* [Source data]
>>>
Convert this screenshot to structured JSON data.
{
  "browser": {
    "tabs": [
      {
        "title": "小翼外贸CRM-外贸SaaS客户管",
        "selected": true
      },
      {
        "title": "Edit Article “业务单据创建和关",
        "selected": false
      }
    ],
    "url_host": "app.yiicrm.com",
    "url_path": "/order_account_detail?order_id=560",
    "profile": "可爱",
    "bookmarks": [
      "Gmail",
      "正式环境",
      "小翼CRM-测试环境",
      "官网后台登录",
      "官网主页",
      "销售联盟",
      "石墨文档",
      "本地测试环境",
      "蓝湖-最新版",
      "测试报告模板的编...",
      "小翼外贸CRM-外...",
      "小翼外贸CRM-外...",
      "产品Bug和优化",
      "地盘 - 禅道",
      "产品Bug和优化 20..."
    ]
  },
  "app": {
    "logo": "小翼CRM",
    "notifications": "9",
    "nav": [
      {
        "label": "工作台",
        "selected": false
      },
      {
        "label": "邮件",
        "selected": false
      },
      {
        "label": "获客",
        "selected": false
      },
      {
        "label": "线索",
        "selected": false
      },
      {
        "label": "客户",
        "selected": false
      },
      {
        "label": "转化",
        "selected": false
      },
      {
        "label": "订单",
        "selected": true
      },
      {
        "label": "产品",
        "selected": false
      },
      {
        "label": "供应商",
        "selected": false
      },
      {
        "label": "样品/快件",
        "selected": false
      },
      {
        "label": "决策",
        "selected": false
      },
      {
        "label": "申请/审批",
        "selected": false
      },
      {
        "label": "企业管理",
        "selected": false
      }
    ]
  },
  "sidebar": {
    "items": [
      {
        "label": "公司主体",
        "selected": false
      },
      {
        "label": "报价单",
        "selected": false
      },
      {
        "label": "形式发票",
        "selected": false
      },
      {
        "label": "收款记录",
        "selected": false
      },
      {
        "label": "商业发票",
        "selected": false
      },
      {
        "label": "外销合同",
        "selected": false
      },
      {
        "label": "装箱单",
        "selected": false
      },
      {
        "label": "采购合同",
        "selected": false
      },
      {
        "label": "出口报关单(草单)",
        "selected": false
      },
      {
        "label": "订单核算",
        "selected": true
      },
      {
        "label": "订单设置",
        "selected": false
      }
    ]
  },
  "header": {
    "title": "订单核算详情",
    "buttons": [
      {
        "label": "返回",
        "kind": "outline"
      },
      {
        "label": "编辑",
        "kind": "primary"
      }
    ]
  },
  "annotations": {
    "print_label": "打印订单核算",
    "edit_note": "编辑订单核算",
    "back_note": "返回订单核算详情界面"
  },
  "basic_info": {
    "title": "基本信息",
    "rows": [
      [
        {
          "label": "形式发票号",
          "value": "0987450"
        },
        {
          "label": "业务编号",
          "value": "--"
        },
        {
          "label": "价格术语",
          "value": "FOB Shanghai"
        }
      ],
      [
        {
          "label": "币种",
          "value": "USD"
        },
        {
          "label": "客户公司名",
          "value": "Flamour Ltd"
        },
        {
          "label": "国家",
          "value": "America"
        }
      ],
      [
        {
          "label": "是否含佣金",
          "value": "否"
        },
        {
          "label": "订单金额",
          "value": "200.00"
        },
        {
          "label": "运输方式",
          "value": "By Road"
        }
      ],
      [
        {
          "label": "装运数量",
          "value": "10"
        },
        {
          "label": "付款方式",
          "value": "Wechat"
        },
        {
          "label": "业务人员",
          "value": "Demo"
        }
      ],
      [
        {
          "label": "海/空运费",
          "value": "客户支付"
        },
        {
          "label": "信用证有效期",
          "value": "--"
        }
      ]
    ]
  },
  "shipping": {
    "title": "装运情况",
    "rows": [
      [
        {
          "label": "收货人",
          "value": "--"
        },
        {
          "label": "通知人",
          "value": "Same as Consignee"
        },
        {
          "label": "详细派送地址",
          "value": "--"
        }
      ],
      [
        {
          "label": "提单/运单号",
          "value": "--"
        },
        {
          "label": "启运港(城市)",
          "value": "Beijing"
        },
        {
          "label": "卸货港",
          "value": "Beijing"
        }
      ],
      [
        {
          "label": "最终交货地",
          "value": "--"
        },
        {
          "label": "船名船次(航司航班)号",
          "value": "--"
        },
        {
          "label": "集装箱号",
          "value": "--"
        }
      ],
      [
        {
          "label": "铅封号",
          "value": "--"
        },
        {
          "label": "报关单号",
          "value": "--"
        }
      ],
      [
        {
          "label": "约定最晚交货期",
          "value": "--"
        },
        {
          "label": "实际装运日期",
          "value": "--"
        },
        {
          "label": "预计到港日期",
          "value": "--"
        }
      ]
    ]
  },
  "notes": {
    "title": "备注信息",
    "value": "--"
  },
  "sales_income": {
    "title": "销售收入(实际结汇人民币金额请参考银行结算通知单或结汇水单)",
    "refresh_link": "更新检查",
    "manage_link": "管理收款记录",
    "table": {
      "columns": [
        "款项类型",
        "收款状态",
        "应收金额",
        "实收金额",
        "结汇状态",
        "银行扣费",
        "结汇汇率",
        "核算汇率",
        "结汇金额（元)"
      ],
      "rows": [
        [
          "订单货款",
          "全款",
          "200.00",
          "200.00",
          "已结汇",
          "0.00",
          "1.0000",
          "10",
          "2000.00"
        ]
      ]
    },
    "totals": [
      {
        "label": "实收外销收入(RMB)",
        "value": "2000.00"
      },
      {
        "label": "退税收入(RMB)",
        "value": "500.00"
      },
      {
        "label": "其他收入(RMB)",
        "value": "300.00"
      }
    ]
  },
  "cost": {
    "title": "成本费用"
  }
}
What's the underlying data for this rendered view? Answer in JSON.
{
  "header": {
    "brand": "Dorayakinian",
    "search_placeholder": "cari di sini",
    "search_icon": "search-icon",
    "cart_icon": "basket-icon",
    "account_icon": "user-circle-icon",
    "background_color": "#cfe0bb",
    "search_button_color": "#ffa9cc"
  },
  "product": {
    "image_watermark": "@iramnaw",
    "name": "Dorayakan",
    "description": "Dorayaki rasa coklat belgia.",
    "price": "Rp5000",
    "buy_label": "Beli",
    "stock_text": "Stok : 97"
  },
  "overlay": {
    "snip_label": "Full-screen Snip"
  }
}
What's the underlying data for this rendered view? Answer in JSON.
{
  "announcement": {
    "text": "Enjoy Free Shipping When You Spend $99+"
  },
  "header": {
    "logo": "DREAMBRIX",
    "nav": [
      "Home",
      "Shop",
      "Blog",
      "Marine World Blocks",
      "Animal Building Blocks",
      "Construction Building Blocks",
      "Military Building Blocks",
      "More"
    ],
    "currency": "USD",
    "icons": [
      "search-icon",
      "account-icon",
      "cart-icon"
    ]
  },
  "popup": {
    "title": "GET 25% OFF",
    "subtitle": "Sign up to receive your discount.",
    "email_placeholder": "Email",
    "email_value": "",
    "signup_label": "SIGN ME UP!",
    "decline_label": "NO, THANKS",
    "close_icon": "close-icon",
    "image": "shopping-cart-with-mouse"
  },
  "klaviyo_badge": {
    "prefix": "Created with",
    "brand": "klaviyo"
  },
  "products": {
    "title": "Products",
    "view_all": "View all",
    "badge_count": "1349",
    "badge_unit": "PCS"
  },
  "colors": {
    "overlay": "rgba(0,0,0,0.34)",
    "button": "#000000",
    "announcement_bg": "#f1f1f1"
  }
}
<<<
* [TASK TO COMPLETE] Copy each line above containing the string "Blocks".

* [RESULT FOR THIS TASK]
      "Marine World Blocks",
      "Animal Building Blocks",
      "Construction Building Blocks",
      "Military Building Blocks",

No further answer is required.